Dataset excerpt

--

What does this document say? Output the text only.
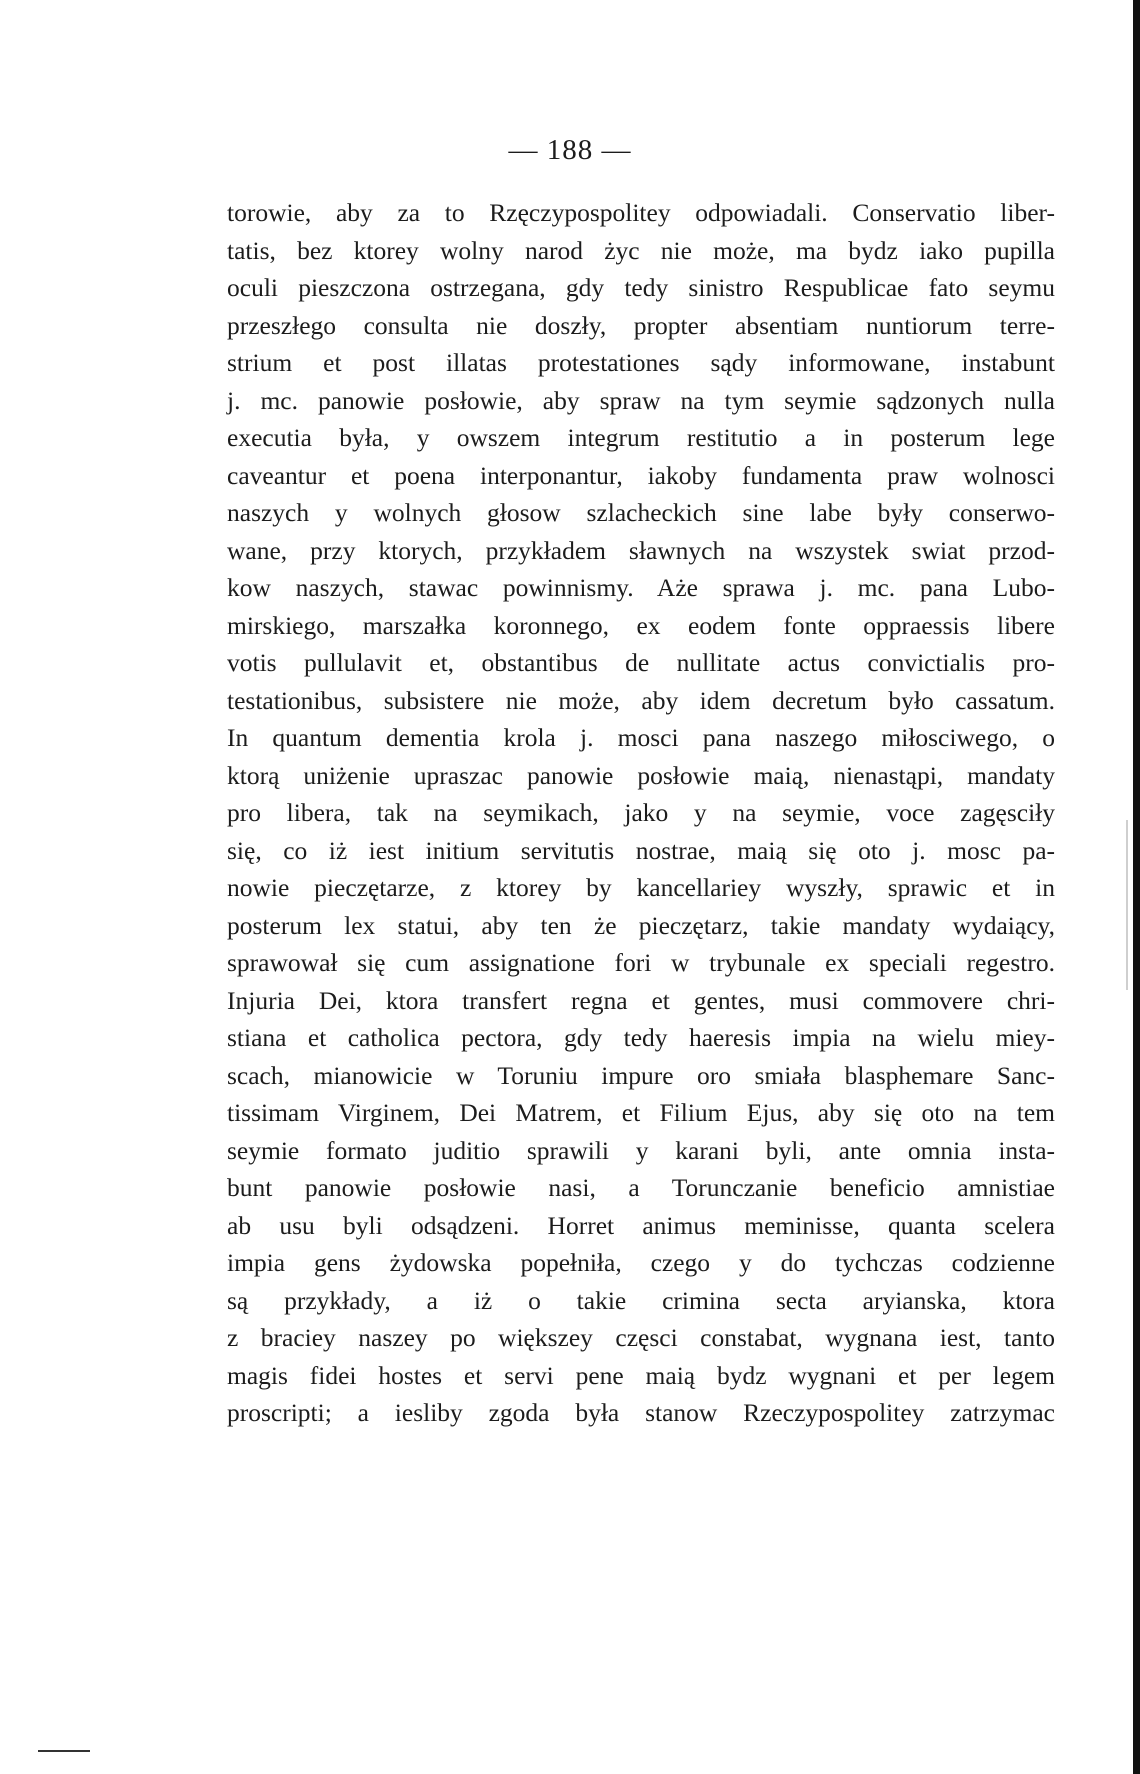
— 188 —

torowie, aby za to Rzęczypospolitey odpowiadali. Conservatio liber-
tatis, bez ktorey wolny narod życ nie może, ma bydz iako pupilla
oculi pieszczona ostrzegana, gdy tedy sinistro Respublicae fato seymu
przeszłego consulta nie doszły, propter absentiam nuntiorum terre-
strium et post illatas protestationes sądy informowane, instabunt
j. mc. panowie posłowie, aby spraw na tym seymie sądzonych nulla
executia była, y owszem integrum restitutio a in posterum lege
caveantur et poena interponantur, iakoby fundamenta praw wolnosci
naszych y wolnych głosow szlacheckich sine labe były conserwo-
wane, przy ktorych, przykładem sławnych na wszystek swiat przod-
kow naszych, stawac powinnismy. Aże sprawa j. mc. pana Lubo-
mirskiego, marszałka koronnego, ex eodem fonte oppraessis libere
votis pullulavit et, obstantibus de nullitate actus convictialis pro-
testationibus, subsistere nie może, aby idem decretum było cassatum.
In quantum dementia krola j. mosci pana naszego miłosciwego, o
ktorą uniżenie upraszac panowie posłowie maią, nienastąpi, mandaty
pro libera, tak na seymikach, jako y na seymie, voce zagęsciły
się, co iż iest initium servitutis nostrae, maią się oto j. mosc pa-
nowie pieczętarze, z ktorey by kancellariey wyszły, sprawic et in
posterum lex statui, aby ten że pieczętarz, takie mandaty wydaiący,
sprawował się cum assignatione fori w trybunale ex speciali regestro.
Injuria Dei, ktora transfert regna et gentes, musi commovere chri-
stiana et catholica pectora, gdy tedy haeresis impia na wielu miey-
scach, mianowicie w Toruniu impure oro smiała blasphemare Sanc-
tissimam Virginem, Dei Matrem, et Filium Ejus, aby się oto na tem
seymie formato juditio sprawili y karani byli, ante omnia insta-
bunt panowie posłowie nasi, a Torunczanie beneficio amnistiae
ab usu byli odsądzeni. Horret animus meminisse, quanta scelera
impia gens żydowska popełniła, czego y do tychczas codzienne
są przykłady, a iż o takie crimina secta aryianska, ktora
z braciey naszey po większey częsci constabat, wygnana iest, tanto
magis fidei hostes et servi pene maią bydz wygnani et per legem
proscripti; a iesliby zgoda była stanow Rzeczypospolitey zatrzymac
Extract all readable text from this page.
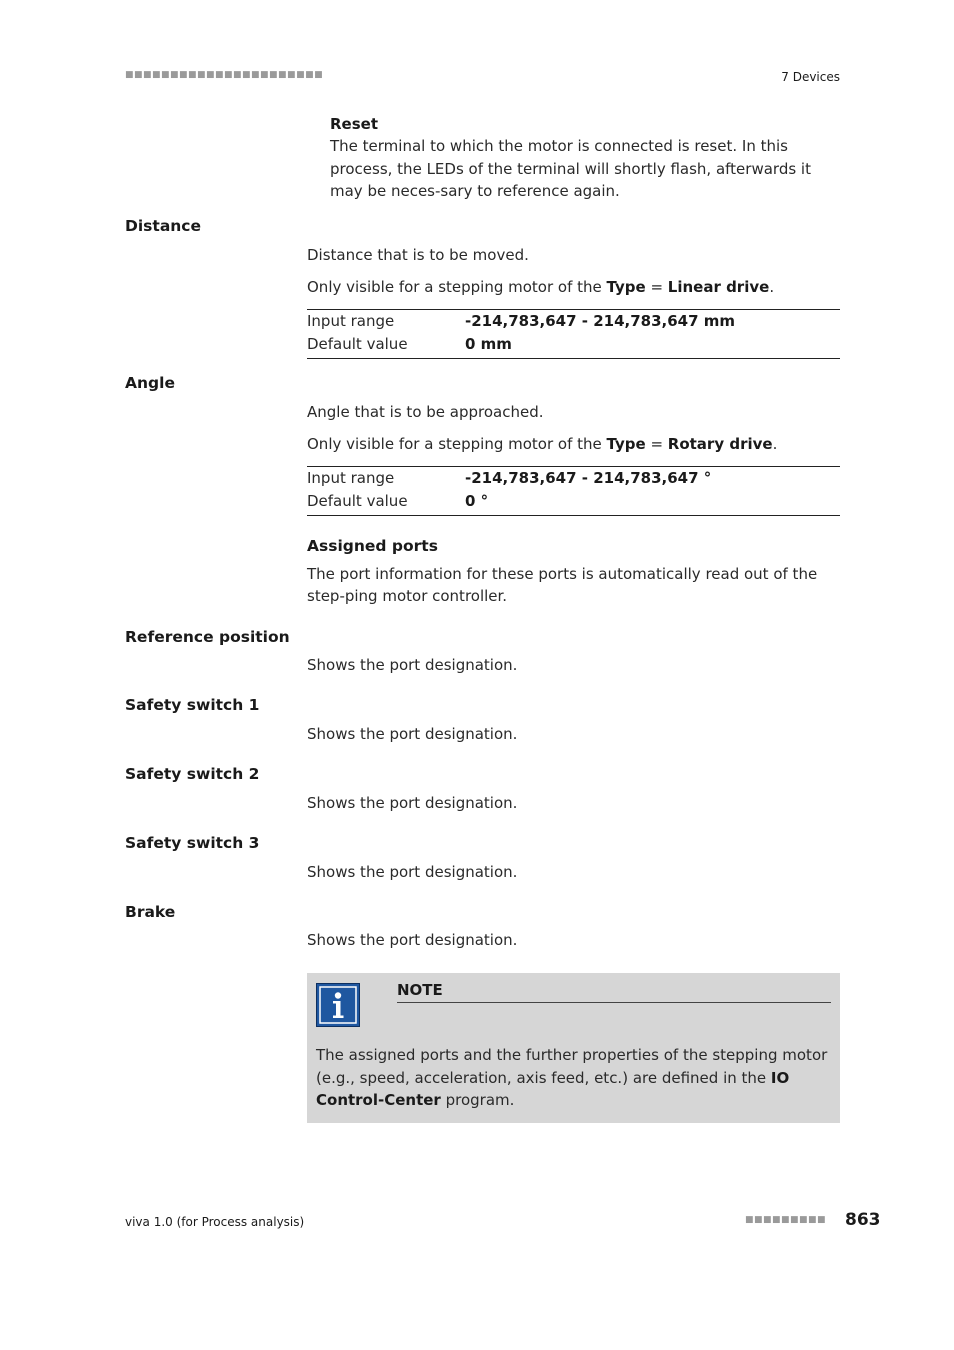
■■■■■■■■■■■■■■■■■■■■■■	7 Devices
Reset
The terminal to which the motor is connected is reset. In this process, the LEDs of the terminal will shortly flash, afterwards it may be neces-sary to reference again.
Distance
Distance that is to be moved.
Only visible for a stepping motor of the Type = Linear drive.
Input range	-214,783,647 - 214,783,647 mm
Default value	0 mm
Angle
Angle that is to be approached.
Only visible for a stepping motor of the Type = Rotary drive.
Input range	-214,783,647 - 214,783,647 °
Default value	0 °
Assigned ports
The port information for these ports is automatically read out of the step-ping motor controller.
Reference position
Shows the port designation.
Safety switch 1
Shows the port designation.
Safety switch 2
Shows the port designation.
Safety switch 3
Shows the port designation.
Brake
Shows the port designation.
NOTE
The assigned ports and the further properties of the stepping motor (e.g., speed, acceleration, axis feed, etc.) are defined in the IO Control-Center program.
viva 1.0 (for Process analysis)	■■■■■■■■■ 863
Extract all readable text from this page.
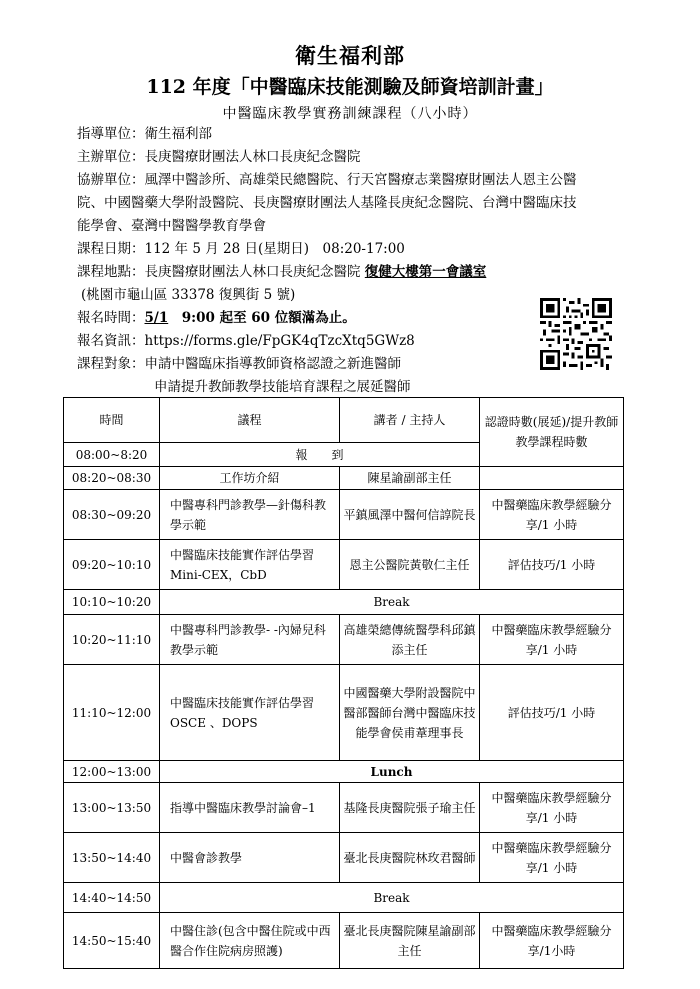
衛生福利部
112 年度「中醫臨床技能測驗及師資培訓計畫」
中醫臨床教學實務訓練課程（八小時）
指導單位：衛生福利部
主辦單位：長庚醫療財團法人林口長庚紀念醫院
協辦單位：風澤中醫診所、高雄榮民總醫院、行天宮醫療志業醫療財團法人恩主公醫
院、中國醫藥大學附設醫院、長庚醫療財團法人基隆長庚紀念醫院、台灣中醫臨床技
能學會、臺灣中醫醫學教育學會
課程日期：112 年 5 月 28 日(星期日)　08:20-17:00
課程地點：長庚醫療財團法人林口長庚紀念醫院 復健大樓第一會議室
(桃園市龜山區 33378 復興街 5 號)
報名時間：5/1　9:00 起至 60 位額滿為止。
報名資訊：https://forms.gle/FpGK4qTzcXtq5GWz8
課程對象：申請中醫臨床指導教師資格認證之新進醫師
申請提升教師教學技能培育課程之展延醫師
時間	議程	講者 / 主持人	認證時數(展延)/提升教師教學課程時數

08:00~8:20	報　　到		
08:20~08:30	工作坊介紹	陳星諭副部主任	
08:30~09:20	中醫專科門診教學—針傷科教學示範	平鎮風澤中醫何信諄院長	中醫藥臨床教學經驗分享/1 小時
09:20~10:10	中醫臨床技能實作評估學習 Mini-CEX，CbD	恩主公醫院黃敬仁主任	評估技巧/1 小時
10:10~10:20	Break		
10:20~11:10	中醫專科門診教學- -內婦兒科教學示範	高雄榮總傳統醫學科邱鎮添主任	中醫藥臨床教學經驗分享/1 小時
11:10~12:00	中醫臨床技能實作評估學習 OSCE 、DOPS	中國醫藥大學附設醫院中醫部醫師台灣中醫臨床技能學會侯甫葦理事長	評估技巧/1 小時
12:00~13:00	Lunch		
13:00~13:50	指導中醫臨床教學討論會–1	基隆長庚醫院張子瑜主任	中醫藥臨床教學經驗分享/1 小時
13:50~14:40	中醫會診教學	臺北長庚醫院林玫君醫師	中醫藥臨床教學經驗分享/1 小時
14:40~14:50	Break		
14:50~15:40	中醫住診(包含中醫住院或中西醫合作住院病房照護)	臺北長庚醫院陳星諭副部主任	中醫藥臨床教學經驗分享/1小時
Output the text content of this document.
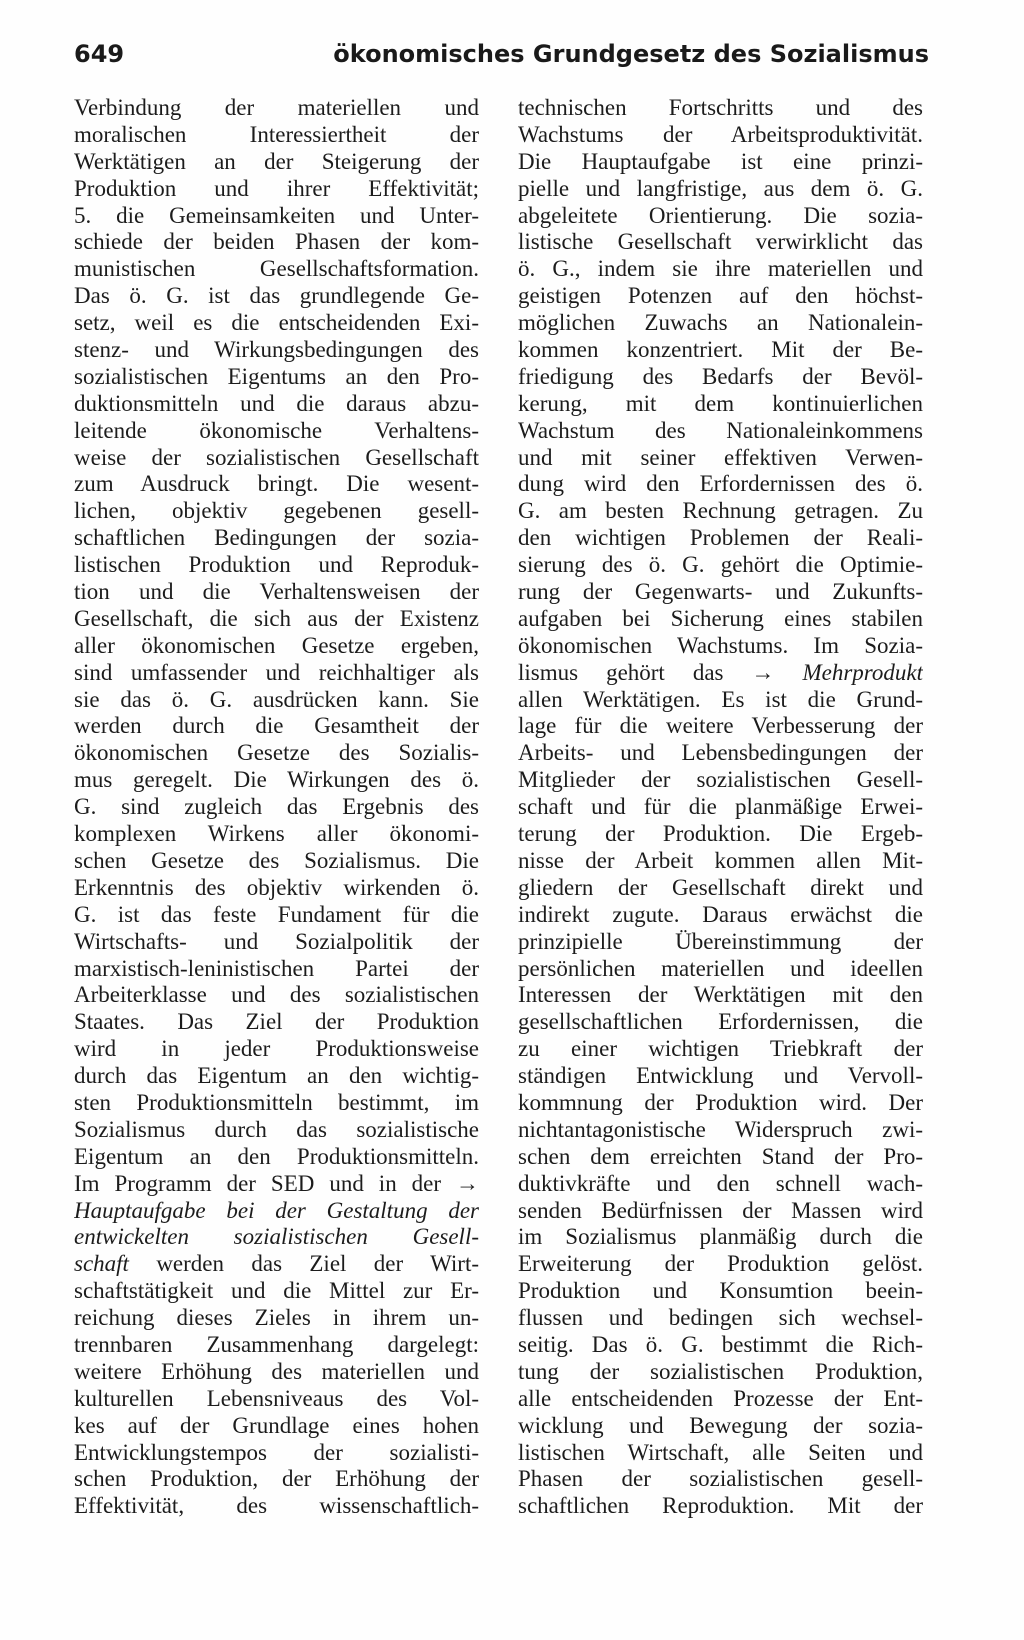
649	ökonomisches Grundgesetz des Sozialismus
Verbindung der materiellen und
moralischen Interessiertheit der
Werktätigen an der Steigerung der
Produktion und ihrer Effektivität;
5. die Gemeinsamkeiten und Unter-
schiede der beiden Phasen der kom-
munistischen Gesellschaftsformation.
Das ö. G. ist das grundlegende Ge-
setz, weil es die entscheidenden Exi-
stenz- und Wirkungsbedingungen des
sozialistischen Eigentums an den Pro-
duktionsmitteln und die daraus abzu-
leitende ökonomische Verhaltens-
weise der sozialistischen Gesellschaft
zum Ausdruck bringt. Die wesent-
lichen, objektiv gegebenen gesell-
schaftlichen Bedingungen der sozia-
listischen Produktion und Reproduk-
tion und die Verhaltensweisen der
Gesellschaft, die sich aus der Existenz
aller ökonomischen Gesetze ergeben,
sind umfassender und reichhaltiger als
sie das ö. G. ausdrücken kann. Sie
werden durch die Gesamtheit der
ökonomischen Gesetze des Sozialis-
mus geregelt. Die Wirkungen des ö.
G. sind zugleich das Ergebnis des
komplexen Wirkens aller ökonomi-
schen Gesetze des Sozialismus. Die
Erkenntnis des objektiv wirkenden ö.
G. ist das feste Fundament für die
Wirtschafts- und Sozialpolitik der
marxistisch-leninistischen Partei der
Arbeiterklasse und des sozialistischen
Staates. Das Ziel der Produktion
wird in jeder Produktionsweise
durch das Eigentum an den wichtig-
sten Produktionsmitteln bestimmt, im
Sozialismus durch das sozialistische
Eigentum an den Produktionsmitteln.
Im Programm der SED und in der →
Hauptaufgabe bei der Gestaltung der
entwickelten sozialistischen Gesell-
schaft werden das Ziel der Wirt-
schaftstätigkeit und die Mittel zur Er-
reichung dieses Zieles in ihrem un-
trennbaren Zusammenhang dargelegt:
weitere Erhöhung des materiellen und
kulturellen Lebensniveaus des Vol-
kes auf der Grundlage eines hohen
Entwicklungstempos der sozialisti-
schen Produktion, der Erhöhung der
Effektivität, des wissenschaftlich-
technischen Fortschritts und des
Wachstums der Arbeitsproduktivität.
Die Hauptaufgabe ist eine prinzi-
pielle und langfristige, aus dem ö. G.
abgeleitete Orientierung. Die sozia-
listische Gesellschaft verwirklicht das
ö. G., indem sie ihre materiellen und
geistigen Potenzen auf den höchst-
möglichen Zuwachs an Nationalein-
kommen konzentriert. Mit der Be-
friedigung des Bedarfs der Bevöl-
kerung, mit dem kontinuierlichen
Wachstum des Nationaleinkommens
und mit seiner effektiven Verwen-
dung wird den Erfordernissen des ö.
G. am besten Rechnung getragen. Zu
den wichtigen Problemen der Reali-
sierung des ö. G. gehört die Optimie-
rung der Gegenwarts- und Zukunfts-
aufgaben bei Sicherung eines stabilen
ökonomischen Wachstums. Im Sozia-
lismus gehört das → Mehrprodukt
allen Werktätigen. Es ist die Grund-
lage für die weitere Verbesserung der
Arbeits- und Lebensbedingungen der
Mitglieder der sozialistischen Gesell-
schaft und für die planmäßige Erwei-
terung der Produktion. Die Ergeb-
nisse der Arbeit kommen allen Mit-
gliedern der Gesellschaft direkt und
indirekt zugute. Daraus erwächst die
prinzipielle Übereinstimmung der
persönlichen materiellen und ideellen
Interessen der Werktätigen mit den
gesellschaftlichen Erfordernissen, die
zu einer wichtigen Triebkraft der
ständigen Entwicklung und Vervoll-
kommnung der Produktion wird. Der
nichtantagonistische Widerspruch zwi-
schen dem erreichten Stand der Pro-
duktivkräfte und den schnell wach-
senden Bedürfnissen der Massen wird
im Sozialismus planmäßig durch die
Erweiterung der Produktion gelöst.
Produktion und Konsumtion beein-
flussen und bedingen sich wechsel-
seitig. Das ö. G. bestimmt die Rich-
tung der sozialistischen Produktion,
alle entscheidenden Prozesse der Ent-
wicklung und Bewegung der sozia-
listischen Wirtschaft, alle Seiten und
Phasen der sozialistischen gesell-
schaftlichen Reproduktion. Mit der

--

Goal of the exercise
Pull out each line containing the word "może" and copy it.

Exercise solution
tatis, bez ktorey wolny narod życ nie może, ma bydz iako pupilla
testationibus, subsistere nie może, aby idem decretum było cassatum.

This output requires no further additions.